## PROBLEM:
Look through the material and tally each line bearing the word "JSON". Give only the total.

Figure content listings

○ ○ ○ ○

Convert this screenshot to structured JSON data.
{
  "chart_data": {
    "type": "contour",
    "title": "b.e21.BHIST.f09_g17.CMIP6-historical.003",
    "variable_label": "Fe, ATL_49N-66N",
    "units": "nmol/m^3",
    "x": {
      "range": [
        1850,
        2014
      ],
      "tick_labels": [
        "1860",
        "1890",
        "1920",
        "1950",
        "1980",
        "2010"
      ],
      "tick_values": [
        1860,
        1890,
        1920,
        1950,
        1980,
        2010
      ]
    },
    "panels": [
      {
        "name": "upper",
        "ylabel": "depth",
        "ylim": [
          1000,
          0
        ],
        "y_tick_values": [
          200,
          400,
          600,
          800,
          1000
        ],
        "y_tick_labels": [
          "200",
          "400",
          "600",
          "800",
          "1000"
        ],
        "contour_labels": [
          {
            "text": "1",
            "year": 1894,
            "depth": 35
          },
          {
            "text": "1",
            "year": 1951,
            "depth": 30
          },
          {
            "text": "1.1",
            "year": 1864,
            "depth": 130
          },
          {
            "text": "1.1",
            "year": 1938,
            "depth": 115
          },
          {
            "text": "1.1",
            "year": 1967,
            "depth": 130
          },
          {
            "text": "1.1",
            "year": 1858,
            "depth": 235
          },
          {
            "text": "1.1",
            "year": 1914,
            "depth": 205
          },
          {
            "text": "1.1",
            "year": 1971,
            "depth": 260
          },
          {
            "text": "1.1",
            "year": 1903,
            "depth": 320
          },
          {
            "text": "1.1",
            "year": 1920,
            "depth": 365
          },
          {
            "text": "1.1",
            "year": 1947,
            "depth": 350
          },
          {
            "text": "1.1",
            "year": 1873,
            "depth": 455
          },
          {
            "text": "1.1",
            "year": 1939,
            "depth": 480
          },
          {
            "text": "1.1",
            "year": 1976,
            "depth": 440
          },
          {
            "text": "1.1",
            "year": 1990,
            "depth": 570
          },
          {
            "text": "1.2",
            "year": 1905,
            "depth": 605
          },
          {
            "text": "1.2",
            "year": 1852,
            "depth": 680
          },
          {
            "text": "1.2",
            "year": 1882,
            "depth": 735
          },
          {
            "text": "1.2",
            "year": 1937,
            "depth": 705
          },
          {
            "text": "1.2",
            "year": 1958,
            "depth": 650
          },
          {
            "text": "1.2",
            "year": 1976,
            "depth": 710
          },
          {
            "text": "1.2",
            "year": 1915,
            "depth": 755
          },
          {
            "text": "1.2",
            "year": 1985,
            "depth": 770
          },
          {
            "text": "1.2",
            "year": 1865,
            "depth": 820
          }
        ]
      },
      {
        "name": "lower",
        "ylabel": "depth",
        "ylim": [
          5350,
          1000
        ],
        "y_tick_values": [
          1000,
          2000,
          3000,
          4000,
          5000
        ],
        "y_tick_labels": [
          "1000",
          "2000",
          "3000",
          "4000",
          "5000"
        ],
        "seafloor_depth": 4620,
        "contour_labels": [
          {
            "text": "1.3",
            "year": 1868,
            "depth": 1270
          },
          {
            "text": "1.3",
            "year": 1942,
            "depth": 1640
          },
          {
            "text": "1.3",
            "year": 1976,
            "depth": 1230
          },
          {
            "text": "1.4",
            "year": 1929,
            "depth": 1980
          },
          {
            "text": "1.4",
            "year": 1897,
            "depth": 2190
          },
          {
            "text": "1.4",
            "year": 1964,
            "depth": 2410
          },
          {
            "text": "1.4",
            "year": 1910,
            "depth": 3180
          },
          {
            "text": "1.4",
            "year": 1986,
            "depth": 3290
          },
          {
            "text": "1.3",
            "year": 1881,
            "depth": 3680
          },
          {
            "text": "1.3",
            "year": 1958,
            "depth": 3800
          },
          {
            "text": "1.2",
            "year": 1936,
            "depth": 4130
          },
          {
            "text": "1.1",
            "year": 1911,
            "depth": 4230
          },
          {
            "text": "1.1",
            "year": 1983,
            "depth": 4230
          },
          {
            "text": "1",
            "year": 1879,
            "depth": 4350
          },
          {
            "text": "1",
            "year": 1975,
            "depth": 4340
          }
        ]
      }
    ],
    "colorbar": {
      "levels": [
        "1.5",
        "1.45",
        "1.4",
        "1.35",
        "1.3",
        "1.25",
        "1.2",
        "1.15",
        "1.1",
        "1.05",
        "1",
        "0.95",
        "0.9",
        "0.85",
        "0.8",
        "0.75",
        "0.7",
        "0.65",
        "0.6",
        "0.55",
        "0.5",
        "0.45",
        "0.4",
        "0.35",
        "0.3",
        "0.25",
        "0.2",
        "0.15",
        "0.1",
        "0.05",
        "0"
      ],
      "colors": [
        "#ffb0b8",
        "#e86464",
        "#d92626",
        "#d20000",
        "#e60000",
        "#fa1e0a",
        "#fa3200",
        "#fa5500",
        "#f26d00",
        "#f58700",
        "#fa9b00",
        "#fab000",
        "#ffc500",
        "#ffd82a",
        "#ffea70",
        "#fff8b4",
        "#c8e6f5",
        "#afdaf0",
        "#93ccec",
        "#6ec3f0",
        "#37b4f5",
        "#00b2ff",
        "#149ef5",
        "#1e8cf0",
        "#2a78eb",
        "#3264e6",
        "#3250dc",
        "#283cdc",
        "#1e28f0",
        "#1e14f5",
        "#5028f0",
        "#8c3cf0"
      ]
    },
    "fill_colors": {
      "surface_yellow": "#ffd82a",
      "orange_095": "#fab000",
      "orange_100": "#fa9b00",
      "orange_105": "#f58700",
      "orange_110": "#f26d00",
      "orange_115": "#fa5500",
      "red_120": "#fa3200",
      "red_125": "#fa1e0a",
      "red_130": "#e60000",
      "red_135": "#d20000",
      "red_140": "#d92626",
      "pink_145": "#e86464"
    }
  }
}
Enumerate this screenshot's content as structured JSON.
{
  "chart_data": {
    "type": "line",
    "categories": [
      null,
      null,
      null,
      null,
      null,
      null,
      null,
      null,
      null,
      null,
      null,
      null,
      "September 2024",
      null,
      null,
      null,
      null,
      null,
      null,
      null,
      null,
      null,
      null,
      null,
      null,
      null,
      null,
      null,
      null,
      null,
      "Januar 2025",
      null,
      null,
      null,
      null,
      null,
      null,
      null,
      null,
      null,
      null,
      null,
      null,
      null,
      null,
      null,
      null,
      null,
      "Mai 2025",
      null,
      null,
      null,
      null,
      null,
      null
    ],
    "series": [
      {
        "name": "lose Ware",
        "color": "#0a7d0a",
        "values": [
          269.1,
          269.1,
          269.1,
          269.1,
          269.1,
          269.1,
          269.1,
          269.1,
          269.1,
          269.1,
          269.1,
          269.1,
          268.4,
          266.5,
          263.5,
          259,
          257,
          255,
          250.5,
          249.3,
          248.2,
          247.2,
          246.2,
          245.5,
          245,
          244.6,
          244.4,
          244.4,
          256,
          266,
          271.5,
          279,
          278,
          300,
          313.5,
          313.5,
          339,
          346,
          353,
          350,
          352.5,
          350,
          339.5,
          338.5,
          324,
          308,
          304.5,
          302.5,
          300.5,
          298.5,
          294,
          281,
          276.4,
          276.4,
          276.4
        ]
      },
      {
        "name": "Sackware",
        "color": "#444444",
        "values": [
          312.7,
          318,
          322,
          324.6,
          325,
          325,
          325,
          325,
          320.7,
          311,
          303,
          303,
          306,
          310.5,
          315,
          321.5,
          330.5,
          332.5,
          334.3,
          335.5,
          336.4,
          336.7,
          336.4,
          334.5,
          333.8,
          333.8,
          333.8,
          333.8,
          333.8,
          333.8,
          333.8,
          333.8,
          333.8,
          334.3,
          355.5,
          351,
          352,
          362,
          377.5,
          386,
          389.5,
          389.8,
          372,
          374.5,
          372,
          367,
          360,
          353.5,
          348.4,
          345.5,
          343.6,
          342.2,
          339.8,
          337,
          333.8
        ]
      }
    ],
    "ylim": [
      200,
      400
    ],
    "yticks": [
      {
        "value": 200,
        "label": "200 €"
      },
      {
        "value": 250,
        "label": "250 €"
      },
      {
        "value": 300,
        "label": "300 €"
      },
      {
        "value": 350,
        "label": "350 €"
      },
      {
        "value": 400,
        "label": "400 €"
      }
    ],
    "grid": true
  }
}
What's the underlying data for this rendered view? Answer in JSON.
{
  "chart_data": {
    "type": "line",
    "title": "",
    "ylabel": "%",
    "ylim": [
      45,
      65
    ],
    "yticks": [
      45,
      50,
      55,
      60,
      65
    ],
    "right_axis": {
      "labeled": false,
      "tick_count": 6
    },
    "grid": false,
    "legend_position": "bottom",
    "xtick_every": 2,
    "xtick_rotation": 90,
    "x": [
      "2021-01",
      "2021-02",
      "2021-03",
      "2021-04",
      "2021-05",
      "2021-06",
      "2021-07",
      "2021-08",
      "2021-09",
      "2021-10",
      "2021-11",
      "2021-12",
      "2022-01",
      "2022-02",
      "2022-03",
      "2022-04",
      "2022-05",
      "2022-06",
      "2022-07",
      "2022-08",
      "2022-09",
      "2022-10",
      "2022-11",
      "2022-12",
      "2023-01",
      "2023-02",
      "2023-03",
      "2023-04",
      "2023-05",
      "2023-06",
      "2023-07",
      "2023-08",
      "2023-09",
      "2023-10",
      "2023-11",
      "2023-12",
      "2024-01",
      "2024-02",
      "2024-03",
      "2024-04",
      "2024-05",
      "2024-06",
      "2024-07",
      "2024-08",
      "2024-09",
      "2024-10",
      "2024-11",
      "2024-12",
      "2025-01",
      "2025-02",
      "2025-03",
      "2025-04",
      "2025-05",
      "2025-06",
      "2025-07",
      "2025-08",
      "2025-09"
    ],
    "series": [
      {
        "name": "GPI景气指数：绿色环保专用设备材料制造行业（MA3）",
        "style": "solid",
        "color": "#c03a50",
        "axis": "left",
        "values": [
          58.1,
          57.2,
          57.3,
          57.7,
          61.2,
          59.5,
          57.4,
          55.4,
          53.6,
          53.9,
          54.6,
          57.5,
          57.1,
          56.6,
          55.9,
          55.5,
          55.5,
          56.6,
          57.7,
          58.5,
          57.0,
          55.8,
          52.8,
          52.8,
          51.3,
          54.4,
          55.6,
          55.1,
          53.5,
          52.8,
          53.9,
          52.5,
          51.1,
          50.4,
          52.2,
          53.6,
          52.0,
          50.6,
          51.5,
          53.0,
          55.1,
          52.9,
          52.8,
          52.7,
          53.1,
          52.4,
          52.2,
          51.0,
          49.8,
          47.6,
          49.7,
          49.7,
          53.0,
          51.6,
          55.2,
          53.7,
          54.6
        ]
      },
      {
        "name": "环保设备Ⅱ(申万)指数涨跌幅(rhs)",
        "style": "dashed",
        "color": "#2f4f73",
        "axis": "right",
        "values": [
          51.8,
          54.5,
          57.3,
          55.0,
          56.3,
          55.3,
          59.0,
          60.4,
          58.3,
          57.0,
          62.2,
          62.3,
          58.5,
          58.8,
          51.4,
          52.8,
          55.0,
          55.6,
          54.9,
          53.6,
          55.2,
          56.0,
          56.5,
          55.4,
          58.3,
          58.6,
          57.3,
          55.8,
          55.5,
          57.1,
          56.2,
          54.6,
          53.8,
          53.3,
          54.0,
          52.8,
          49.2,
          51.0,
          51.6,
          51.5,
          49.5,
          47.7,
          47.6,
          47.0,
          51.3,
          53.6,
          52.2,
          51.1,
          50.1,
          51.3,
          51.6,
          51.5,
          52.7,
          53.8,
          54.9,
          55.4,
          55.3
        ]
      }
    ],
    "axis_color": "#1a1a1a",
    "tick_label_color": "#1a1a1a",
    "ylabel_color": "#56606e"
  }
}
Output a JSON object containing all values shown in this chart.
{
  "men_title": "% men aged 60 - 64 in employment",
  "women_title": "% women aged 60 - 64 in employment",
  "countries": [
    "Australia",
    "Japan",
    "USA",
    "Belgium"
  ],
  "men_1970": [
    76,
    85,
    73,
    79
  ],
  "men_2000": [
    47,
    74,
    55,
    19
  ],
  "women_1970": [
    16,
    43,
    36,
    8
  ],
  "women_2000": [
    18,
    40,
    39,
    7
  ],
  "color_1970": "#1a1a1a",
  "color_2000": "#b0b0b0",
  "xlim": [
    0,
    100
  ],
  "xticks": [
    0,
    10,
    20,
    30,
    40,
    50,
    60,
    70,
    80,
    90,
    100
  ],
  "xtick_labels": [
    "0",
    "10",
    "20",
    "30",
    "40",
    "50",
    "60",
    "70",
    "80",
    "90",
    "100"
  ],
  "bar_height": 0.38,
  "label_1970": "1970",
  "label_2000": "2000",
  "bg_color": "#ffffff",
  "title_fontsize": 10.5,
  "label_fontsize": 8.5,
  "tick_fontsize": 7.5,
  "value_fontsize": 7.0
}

○ ○ ○ ○

## ANSWER FOR THIS EXERCISE:
4